▶ _Set problem_
Leave out the pictures; transcribe all else exactly.

(Figure data in JSON)
::::

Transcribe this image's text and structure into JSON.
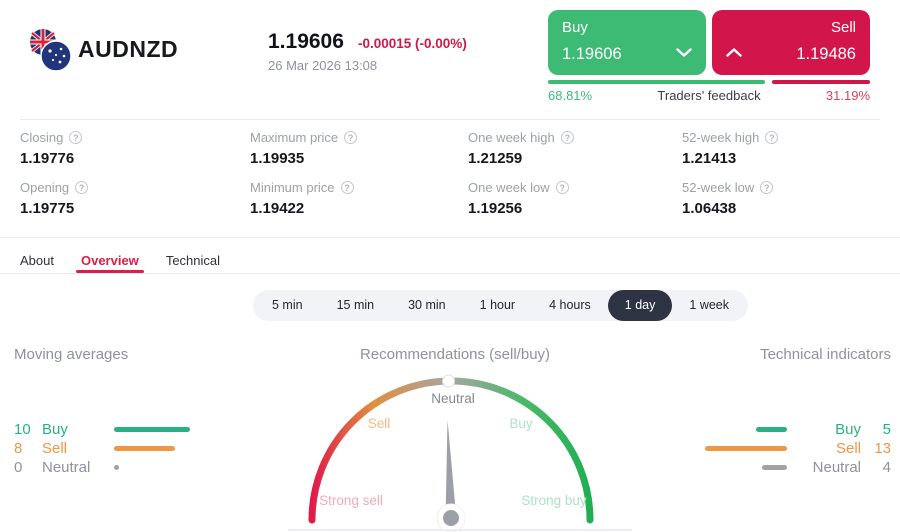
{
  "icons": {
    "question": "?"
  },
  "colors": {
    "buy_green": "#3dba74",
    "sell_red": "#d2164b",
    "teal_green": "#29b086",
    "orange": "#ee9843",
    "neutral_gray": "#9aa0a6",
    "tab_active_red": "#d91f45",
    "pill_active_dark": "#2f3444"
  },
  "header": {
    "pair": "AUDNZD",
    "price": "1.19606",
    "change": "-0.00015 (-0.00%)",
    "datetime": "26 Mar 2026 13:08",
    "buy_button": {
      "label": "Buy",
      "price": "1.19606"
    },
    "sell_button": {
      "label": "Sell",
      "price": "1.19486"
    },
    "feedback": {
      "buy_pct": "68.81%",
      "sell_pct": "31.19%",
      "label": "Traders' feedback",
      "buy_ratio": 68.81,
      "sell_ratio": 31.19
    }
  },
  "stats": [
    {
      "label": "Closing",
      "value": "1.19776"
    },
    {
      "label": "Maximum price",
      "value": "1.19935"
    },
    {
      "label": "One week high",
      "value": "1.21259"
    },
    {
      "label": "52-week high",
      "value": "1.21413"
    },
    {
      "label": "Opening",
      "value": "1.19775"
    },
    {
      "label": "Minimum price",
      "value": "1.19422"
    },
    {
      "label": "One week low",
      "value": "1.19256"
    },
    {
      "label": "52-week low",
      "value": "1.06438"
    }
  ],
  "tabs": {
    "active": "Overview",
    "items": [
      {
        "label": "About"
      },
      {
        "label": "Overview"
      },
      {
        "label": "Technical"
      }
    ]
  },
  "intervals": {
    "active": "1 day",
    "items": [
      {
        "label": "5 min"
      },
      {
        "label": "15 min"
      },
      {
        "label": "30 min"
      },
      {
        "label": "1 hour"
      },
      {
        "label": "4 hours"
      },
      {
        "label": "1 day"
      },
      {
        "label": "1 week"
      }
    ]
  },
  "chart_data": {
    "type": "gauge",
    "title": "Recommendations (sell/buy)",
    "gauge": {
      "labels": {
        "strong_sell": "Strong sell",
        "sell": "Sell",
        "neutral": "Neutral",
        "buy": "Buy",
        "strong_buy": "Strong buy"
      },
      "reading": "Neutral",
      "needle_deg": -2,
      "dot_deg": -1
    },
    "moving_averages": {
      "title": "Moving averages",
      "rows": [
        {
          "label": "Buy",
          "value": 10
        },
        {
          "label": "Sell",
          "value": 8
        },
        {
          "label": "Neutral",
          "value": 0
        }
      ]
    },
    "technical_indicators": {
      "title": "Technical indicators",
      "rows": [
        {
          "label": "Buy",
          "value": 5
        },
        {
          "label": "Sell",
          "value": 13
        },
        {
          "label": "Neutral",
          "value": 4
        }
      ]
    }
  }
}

::::

▶ _Solution_
Transcribe this image's text and structure into JSON.
{
  "icons": {
    "question": "?"
  },
  "colors": {
    "buy_green": "#3dba74",
    "sell_red": "#d2164b",
    "teal_green": "#29b086",
    "orange": "#ee9843",
    "neutral_gray": "#9aa0a6",
    "tab_active_red": "#d91f45",
    "pill_active_dark": "#2f3444"
  },
  "header": {
    "pair": "AUDNZD",
    "price": "1.19606",
    "change": "-0.00015 (-0.00%)",
    "datetime": "26 Mar 2026 13:08",
    "buy_button": {
      "label": "Buy",
      "price": "1.19606"
    },
    "sell_button": {
      "label": "Sell",
      "price": "1.19486"
    },
    "feedback": {
      "buy_pct": "68.81%",
      "sell_pct": "31.19%",
      "label": "Traders' feedback",
      "buy_ratio": 68.81,
      "sell_ratio": 31.19
    }
  },
  "stats": [
    {
      "label": "Closing",
      "value": "1.19776"
    },
    {
      "label": "Maximum price",
      "value": "1.19935"
    },
    {
      "label": "One week high",
      "value": "1.21259"
    },
    {
      "label": "52-week high",
      "value": "1.21413"
    },
    {
      "label": "Opening",
      "value": "1.19775"
    },
    {
      "label": "Minimum price",
      "value": "1.19422"
    },
    {
      "label": "One week low",
      "value": "1.19256"
    },
    {
      "label": "52-week low",
      "value": "1.06438"
    }
  ],
  "tabs": {
    "active": "Overview",
    "items": [
      {
        "label": "About"
      },
      {
        "label": "Overview"
      },
      {
        "label": "Technical"
      }
    ]
  },
  "intervals": {
    "active": "1 day",
    "items": [
      {
        "label": "5 min"
      },
      {
        "label": "15 min"
      },
      {
        "label": "30 min"
      },
      {
        "label": "1 hour"
      },
      {
        "label": "4 hours"
      },
      {
        "label": "1 day"
      },
      {
        "label": "1 week"
      }
    ]
  },
  "chart_data": {
    "type": "gauge",
    "title": "Recommendations (sell/buy)",
    "gauge": {
      "labels": {
        "strong_sell": "Strong sell",
        "sell": "Sell",
        "neutral": "Neutral",
        "buy": "Buy",
        "strong_buy": "Strong buy"
      },
      "reading": "Neutral",
      "needle_deg": -2,
      "dot_deg": -1
    },
    "moving_averages": {
      "title": "Moving averages",
      "rows": [
        {
          "label": "Buy",
          "value": 10
        },
        {
          "label": "Sell",
          "value": 8
        },
        {
          "label": "Neutral",
          "value": 0
        }
      ]
    },
    "technical_indicators": {
      "title": "Technical indicators",
      "rows": [
        {
          "label": "Buy",
          "value": 5
        },
        {
          "label": "Sell",
          "value": 13
        },
        {
          "label": "Neutral",
          "value": 4
        }
      ]
    }
  }
}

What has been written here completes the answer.